EXERCISE: Leave out any pictures and transcribe all other data below exactly.

::::::::::

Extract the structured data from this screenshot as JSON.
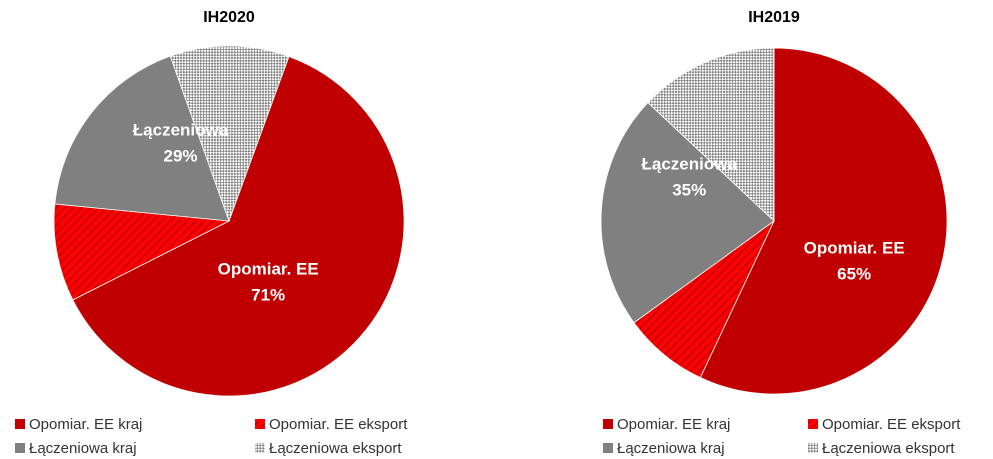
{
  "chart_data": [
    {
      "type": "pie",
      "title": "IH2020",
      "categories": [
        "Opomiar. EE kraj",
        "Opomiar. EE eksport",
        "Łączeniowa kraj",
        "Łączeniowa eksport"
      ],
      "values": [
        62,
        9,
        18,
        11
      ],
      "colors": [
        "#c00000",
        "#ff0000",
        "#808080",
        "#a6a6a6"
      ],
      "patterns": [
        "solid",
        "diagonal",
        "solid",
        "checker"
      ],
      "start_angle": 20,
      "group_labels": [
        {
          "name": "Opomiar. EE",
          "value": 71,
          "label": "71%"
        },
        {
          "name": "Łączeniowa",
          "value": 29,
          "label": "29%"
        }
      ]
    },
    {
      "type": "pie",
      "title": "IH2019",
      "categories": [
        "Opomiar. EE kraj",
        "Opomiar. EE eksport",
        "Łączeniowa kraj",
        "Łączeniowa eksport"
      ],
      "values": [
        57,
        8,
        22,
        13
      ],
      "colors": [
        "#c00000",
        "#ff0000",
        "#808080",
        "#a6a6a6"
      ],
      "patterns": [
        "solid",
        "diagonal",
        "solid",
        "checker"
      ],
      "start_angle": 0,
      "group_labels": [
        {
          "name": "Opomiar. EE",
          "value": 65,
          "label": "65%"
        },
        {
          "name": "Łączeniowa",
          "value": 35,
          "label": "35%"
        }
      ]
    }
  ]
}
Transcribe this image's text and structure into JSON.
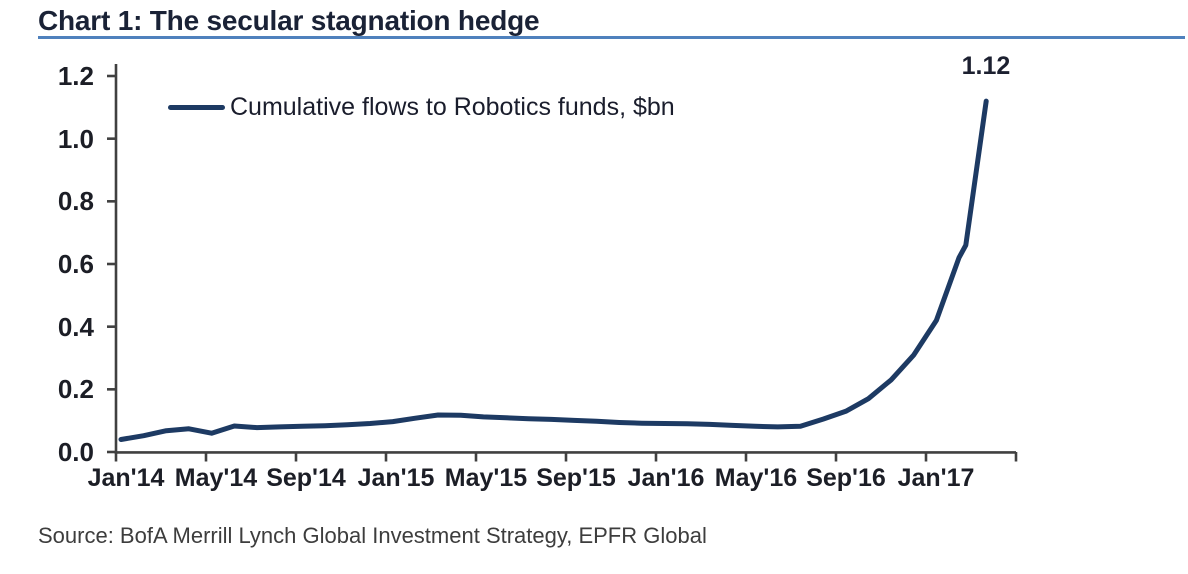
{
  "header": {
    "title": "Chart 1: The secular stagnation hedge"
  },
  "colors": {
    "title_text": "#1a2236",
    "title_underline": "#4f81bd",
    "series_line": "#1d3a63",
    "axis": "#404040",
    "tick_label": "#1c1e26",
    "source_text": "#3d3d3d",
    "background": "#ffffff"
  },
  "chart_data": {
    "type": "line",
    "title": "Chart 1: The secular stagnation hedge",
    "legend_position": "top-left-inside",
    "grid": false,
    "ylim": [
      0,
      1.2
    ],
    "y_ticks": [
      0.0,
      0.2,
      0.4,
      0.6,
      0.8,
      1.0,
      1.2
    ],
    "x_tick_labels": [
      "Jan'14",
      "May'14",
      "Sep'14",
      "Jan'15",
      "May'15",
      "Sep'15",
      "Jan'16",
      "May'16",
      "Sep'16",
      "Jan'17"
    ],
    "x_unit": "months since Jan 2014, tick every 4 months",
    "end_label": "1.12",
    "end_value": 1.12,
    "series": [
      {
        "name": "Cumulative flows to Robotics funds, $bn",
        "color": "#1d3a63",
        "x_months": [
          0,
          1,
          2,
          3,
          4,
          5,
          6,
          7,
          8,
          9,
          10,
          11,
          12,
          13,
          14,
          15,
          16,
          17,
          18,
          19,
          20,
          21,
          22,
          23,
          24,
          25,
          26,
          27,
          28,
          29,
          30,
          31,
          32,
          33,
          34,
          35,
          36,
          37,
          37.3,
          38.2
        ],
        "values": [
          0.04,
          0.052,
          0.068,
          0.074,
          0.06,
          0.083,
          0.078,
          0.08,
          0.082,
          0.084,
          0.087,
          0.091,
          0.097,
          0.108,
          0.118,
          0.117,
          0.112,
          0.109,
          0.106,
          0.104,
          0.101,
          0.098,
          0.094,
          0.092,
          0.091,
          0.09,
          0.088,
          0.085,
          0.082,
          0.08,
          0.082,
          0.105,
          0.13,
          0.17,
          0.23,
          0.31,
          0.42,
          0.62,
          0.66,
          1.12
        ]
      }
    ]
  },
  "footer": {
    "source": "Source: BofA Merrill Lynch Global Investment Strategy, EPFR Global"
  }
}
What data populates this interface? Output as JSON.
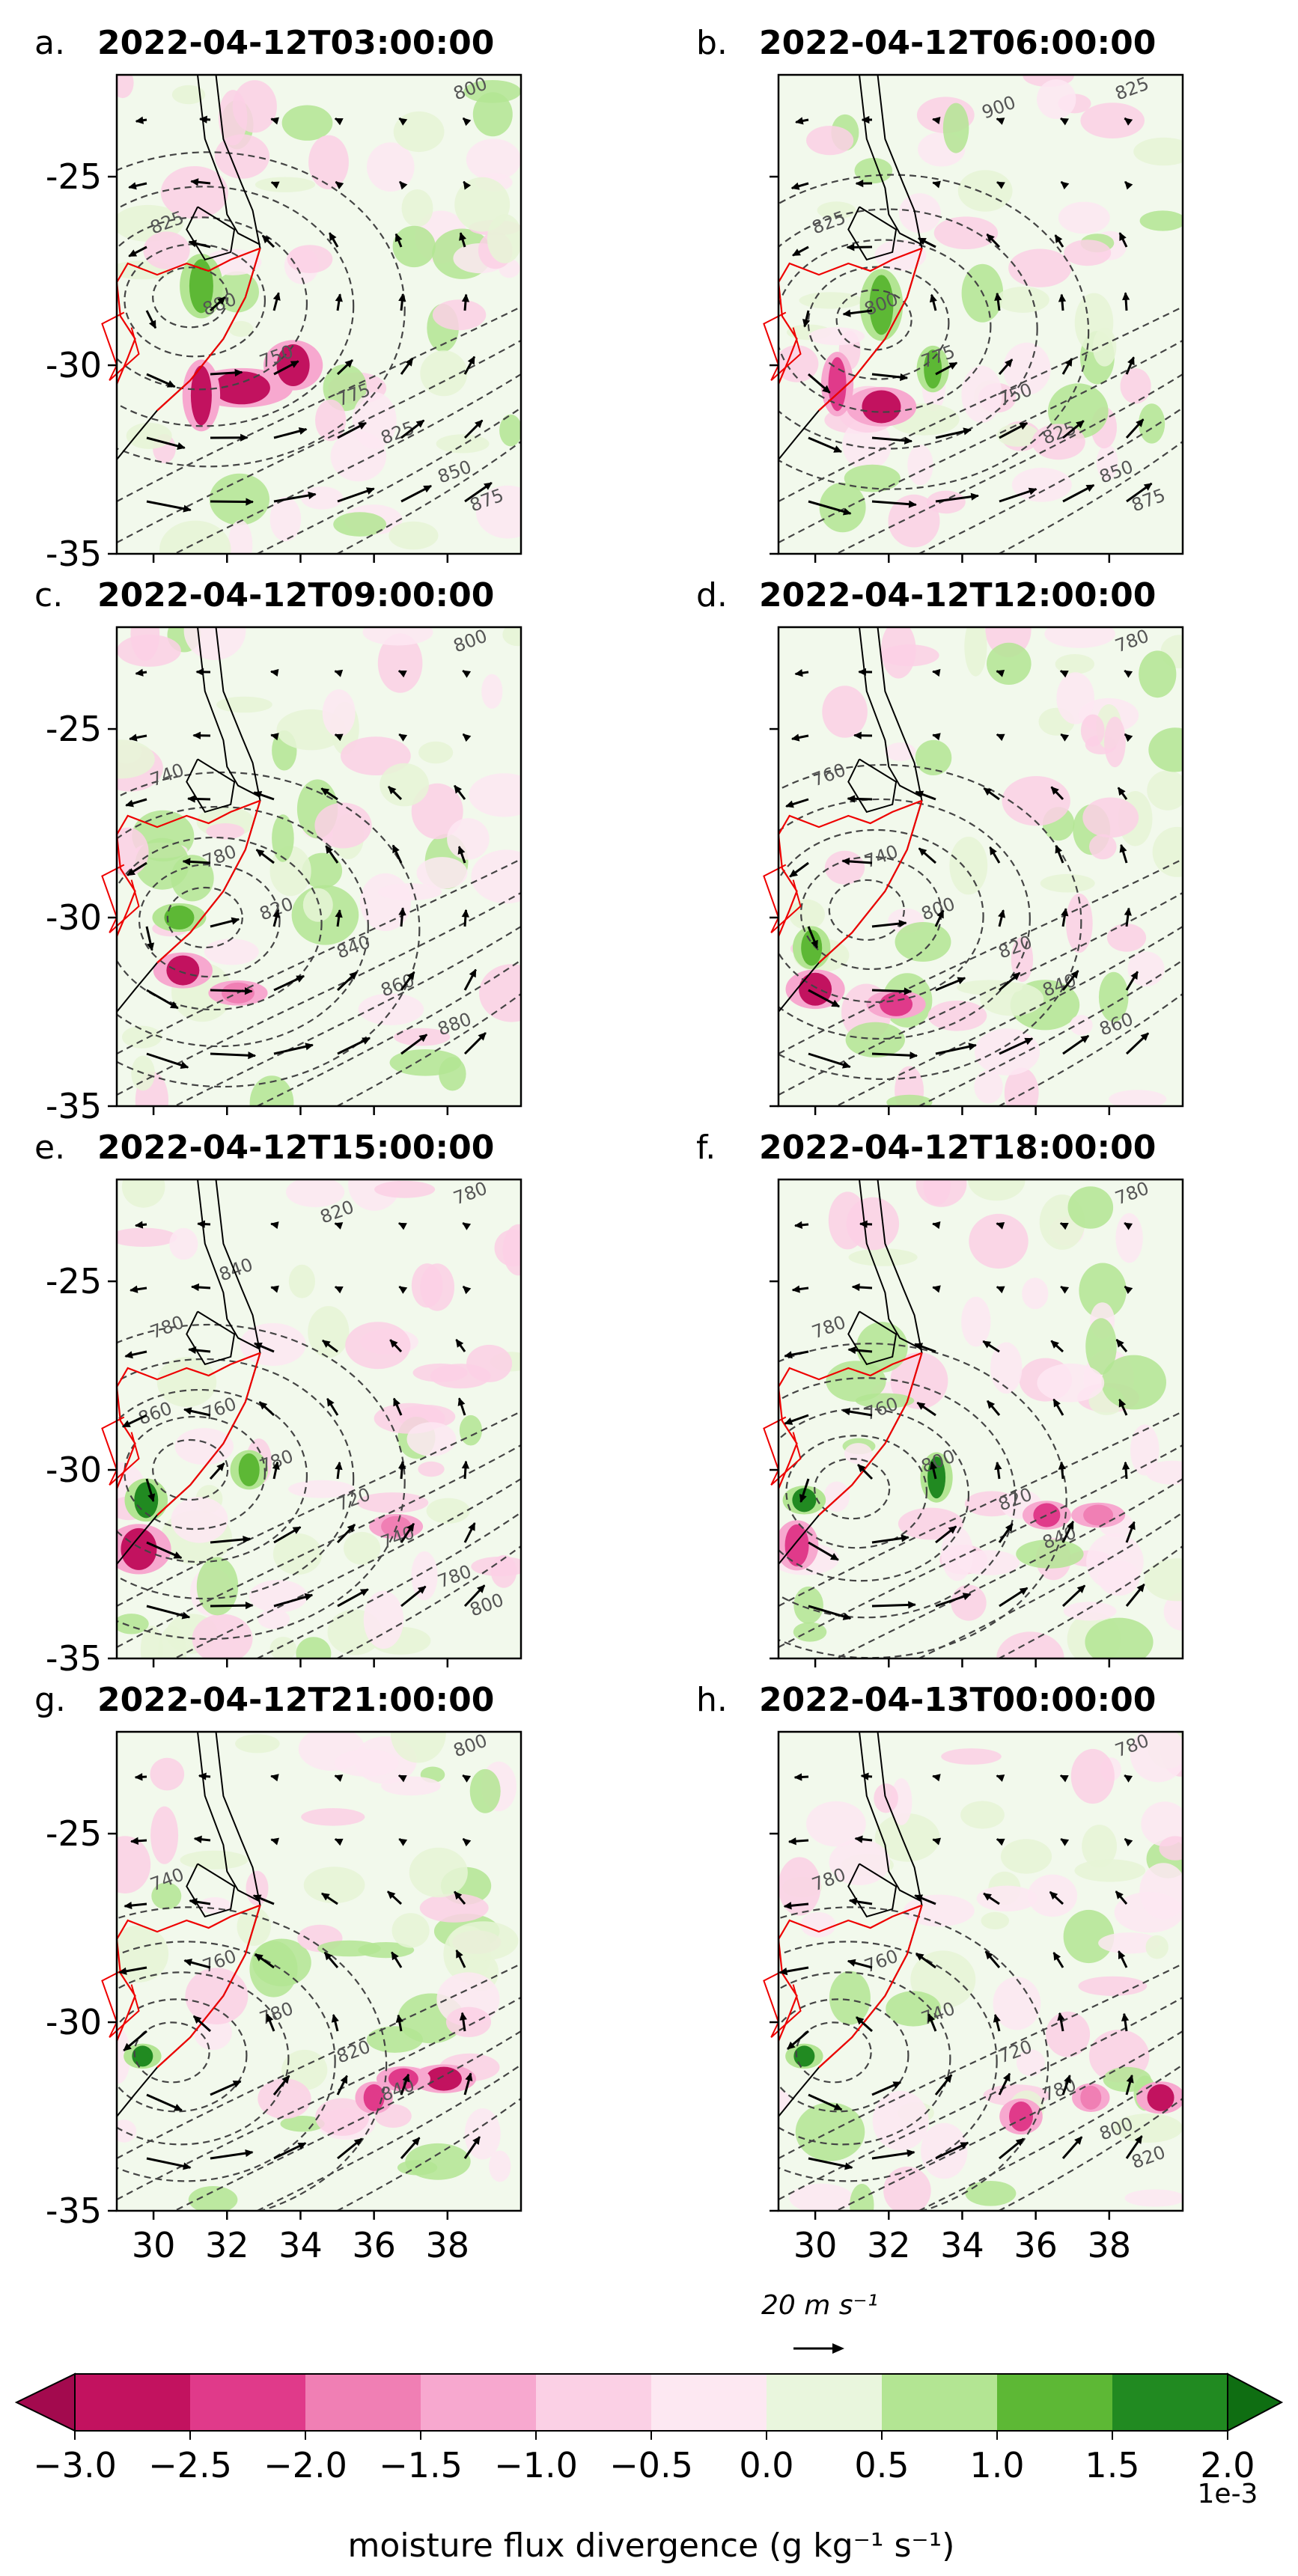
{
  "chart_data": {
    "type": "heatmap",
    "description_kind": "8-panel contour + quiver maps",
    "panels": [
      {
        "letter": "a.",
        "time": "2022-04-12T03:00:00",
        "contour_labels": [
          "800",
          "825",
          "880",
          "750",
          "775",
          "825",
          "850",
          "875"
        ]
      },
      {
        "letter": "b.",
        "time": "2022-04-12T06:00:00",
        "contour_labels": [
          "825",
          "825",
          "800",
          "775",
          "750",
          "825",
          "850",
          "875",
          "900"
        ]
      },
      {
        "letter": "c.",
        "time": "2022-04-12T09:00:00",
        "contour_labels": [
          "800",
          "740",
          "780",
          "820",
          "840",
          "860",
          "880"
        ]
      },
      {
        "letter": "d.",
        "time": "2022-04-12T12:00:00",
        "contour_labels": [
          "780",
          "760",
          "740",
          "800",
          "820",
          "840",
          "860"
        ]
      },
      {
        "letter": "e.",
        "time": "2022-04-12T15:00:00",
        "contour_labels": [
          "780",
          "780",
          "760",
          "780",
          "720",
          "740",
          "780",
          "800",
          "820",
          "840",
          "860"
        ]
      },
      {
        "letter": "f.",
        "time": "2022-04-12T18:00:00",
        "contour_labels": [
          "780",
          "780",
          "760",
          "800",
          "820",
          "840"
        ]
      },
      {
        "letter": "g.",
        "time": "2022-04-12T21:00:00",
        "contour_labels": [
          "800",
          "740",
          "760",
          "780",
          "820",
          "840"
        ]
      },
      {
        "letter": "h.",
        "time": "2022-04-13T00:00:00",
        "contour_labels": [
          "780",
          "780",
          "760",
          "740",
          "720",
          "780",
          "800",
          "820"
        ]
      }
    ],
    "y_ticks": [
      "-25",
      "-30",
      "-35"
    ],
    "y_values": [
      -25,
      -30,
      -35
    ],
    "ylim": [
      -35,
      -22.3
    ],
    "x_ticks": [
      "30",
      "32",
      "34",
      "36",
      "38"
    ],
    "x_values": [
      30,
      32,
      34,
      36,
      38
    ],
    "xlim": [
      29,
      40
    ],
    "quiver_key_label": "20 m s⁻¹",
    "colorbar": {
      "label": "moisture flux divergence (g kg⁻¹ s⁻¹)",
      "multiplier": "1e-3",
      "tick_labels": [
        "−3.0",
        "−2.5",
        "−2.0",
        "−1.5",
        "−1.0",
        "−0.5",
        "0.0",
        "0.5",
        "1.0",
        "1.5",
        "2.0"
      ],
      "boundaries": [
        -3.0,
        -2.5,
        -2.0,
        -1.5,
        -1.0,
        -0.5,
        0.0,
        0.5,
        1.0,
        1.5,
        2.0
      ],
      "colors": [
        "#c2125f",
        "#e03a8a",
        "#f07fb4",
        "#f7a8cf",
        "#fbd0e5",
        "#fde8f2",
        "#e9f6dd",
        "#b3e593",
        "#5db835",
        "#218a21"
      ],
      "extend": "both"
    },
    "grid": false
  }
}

::::::::::

RESPONSE FOR THIS EXERCISE:
Extract the structured data from this screenshot as JSON.
{
  "chart_data": [
    {
      "type": "pie",
      "title": "IH2020",
      "categories": [
        "Opomiar. EE kraj",
        "Opomiar. EE eksport",
        "Łączeniowa kraj",
        "Łączeniowa eksport"
      ],
      "values": [
        62,
        9,
        18,
        11
      ],
      "colors": [
        "#c00000",
        "#ff0000",
        "#808080",
        "#a6a6a6"
      ],
      "patterns": [
        "solid",
        "diagonal",
        "solid",
        "checker"
      ],
      "start_angle": 20,
      "group_labels": [
        {
          "name": "Opomiar. EE",
          "value": 71,
          "label": "71%"
        },
        {
          "name": "Łączeniowa",
          "value": 29,
          "label": "29%"
        }
      ]
    },
    {
      "type": "pie",
      "title": "IH2019",
      "categories": [
        "Opomiar. EE kraj",
        "Opomiar. EE eksport",
        "Łączeniowa kraj",
        "Łączeniowa eksport"
      ],
      "values": [
        57,
        8,
        22,
        13
      ],
      "colors": [
        "#c00000",
        "#ff0000",
        "#808080",
        "#a6a6a6"
      ],
      "patterns": [
        "solid",
        "diagonal",
        "solid",
        "checker"
      ],
      "start_angle": 0,
      "group_labels": [
        {
          "name": "Opomiar. EE",
          "value": 65,
          "label": "65%"
        },
        {
          "name": "Łączeniowa",
          "value": 35,
          "label": "35%"
        }
      ]
    }
  ]
}
Transcribe this image's text and structure into JSON.
{
  "header": {
    "title": "Chart 1: The secular stagnation hedge"
  },
  "colors": {
    "title_text": "#1a2236",
    "title_underline": "#4f81bd",
    "series_line": "#1d3a63",
    "axis": "#404040",
    "tick_label": "#1c1e26",
    "source_text": "#3d3d3d",
    "background": "#ffffff"
  },
  "chart_data": {
    "type": "line",
    "title": "Chart 1: The secular stagnation hedge",
    "legend_position": "top-left-inside",
    "grid": false,
    "ylim": [
      0,
      1.2
    ],
    "y_ticks": [
      0.0,
      0.2,
      0.4,
      0.6,
      0.8,
      1.0,
      1.2
    ],
    "x_tick_labels": [
      "Jan'14",
      "May'14",
      "Sep'14",
      "Jan'15",
      "May'15",
      "Sep'15",
      "Jan'16",
      "May'16",
      "Sep'16",
      "Jan'17"
    ],
    "x_unit": "months since Jan 2014, tick every 4 months",
    "end_label": "1.12",
    "end_value": 1.12,
    "series": [
      {
        "name": "Cumulative flows to Robotics funds, $bn",
        "color": "#1d3a63",
        "x_months": [
          0,
          1,
          2,
          3,
          4,
          5,
          6,
          7,
          8,
          9,
          10,
          11,
          12,
          13,
          14,
          15,
          16,
          17,
          18,
          19,
          20,
          21,
          22,
          23,
          24,
          25,
          26,
          27,
          28,
          29,
          30,
          31,
          32,
          33,
          34,
          35,
          36,
          37,
          37.3,
          38.2
        ],
        "values": [
          0.04,
          0.052,
          0.068,
          0.074,
          0.06,
          0.083,
          0.078,
          0.08,
          0.082,
          0.084,
          0.087,
          0.091,
          0.097,
          0.108,
          0.118,
          0.117,
          0.112,
          0.109,
          0.106,
          0.104,
          0.101,
          0.098,
          0.094,
          0.092,
          0.091,
          0.09,
          0.088,
          0.085,
          0.082,
          0.08,
          0.082,
          0.105,
          0.13,
          0.17,
          0.23,
          0.31,
          0.42,
          0.62,
          0.66,
          1.12
        ]
      }
    ]
  },
  "footer": {
    "source": "Source: BofA Merrill Lynch Global Investment Strategy, EPFR Global"
  }
}
What data populates this interface? Output as JSON.
{
  "chart_data": {
    "type": "heatmap",
    "description_kind": "8-panel contour + quiver maps",
    "panels": [
      {
        "letter": "a.",
        "time": "2022-04-12T03:00:00",
        "contour_labels": [
          "800",
          "825",
          "880",
          "750",
          "775",
          "825",
          "850",
          "875"
        ]
      },
      {
        "letter": "b.",
        "time": "2022-04-12T06:00:00",
        "contour_labels": [
          "825",
          "825",
          "800",
          "775",
          "750",
          "825",
          "850",
          "875",
          "900"
        ]
      },
      {
        "letter": "c.",
        "time": "2022-04-12T09:00:00",
        "contour_labels": [
          "800",
          "740",
          "780",
          "820",
          "840",
          "860",
          "880"
        ]
      },
      {
        "letter": "d.",
        "time": "2022-04-12T12:00:00",
        "contour_labels": [
          "780",
          "760",
          "740",
          "800",
          "820",
          "840",
          "860"
        ]
      },
      {
        "letter": "e.",
        "time": "2022-04-12T15:00:00",
        "contour_labels": [
          "780",
          "780",
          "760",
          "780",
          "720",
          "740",
          "780",
          "800",
          "820",
          "840",
          "860"
        ]
      },
      {
        "letter": "f.",
        "time": "2022-04-12T18:00:00",
        "contour_labels": [
          "780",
          "780",
          "760",
          "800",
          "820",
          "840"
        ]
      },
      {
        "letter": "g.",
        "time": "2022-04-12T21:00:00",
        "contour_labels": [
          "800",
          "740",
          "760",
          "780",
          "820",
          "840"
        ]
      },
      {
        "letter": "h.",
        "time": "2022-04-13T00:00:00",
        "contour_labels": [
          "780",
          "780",
          "760",
          "740",
          "720",
          "780",
          "800",
          "820"
        ]
      }
    ],
    "y_ticks": [
      "-25",
      "-30",
      "-35"
    ],
    "y_values": [
      -25,
      -30,
      -35
    ],
    "ylim": [
      -35,
      -22.3
    ],
    "x_ticks": [
      "30",
      "32",
      "34",
      "36",
      "38"
    ],
    "x_values": [
      30,
      32,
      34,
      36,
      38
    ],
    "xlim": [
      29,
      40
    ],
    "quiver_key_label": "20 m s⁻¹",
    "colorbar": {
      "label": "moisture flux divergence (g kg⁻¹ s⁻¹)",
      "multiplier": "1e-3",
      "tick_labels": [
        "−3.0",
        "−2.5",
        "−2.0",
        "−1.5",
        "−1.0",
        "−0.5",
        "0.0",
        "0.5",
        "1.0",
        "1.5",
        "2.0"
      ],
      "boundaries": [
        -3.0,
        -2.5,
        -2.0,
        -1.5,
        -1.0,
        -0.5,
        0.0,
        0.5,
        1.0,
        1.5,
        2.0
      ],
      "colors": [
        "#c2125f",
        "#e03a8a",
        "#f07fb4",
        "#f7a8cf",
        "#fbd0e5",
        "#fde8f2",
        "#e9f6dd",
        "#b3e593",
        "#5db835",
        "#218a21"
      ],
      "extend": "both"
    },
    "grid": false
  }
}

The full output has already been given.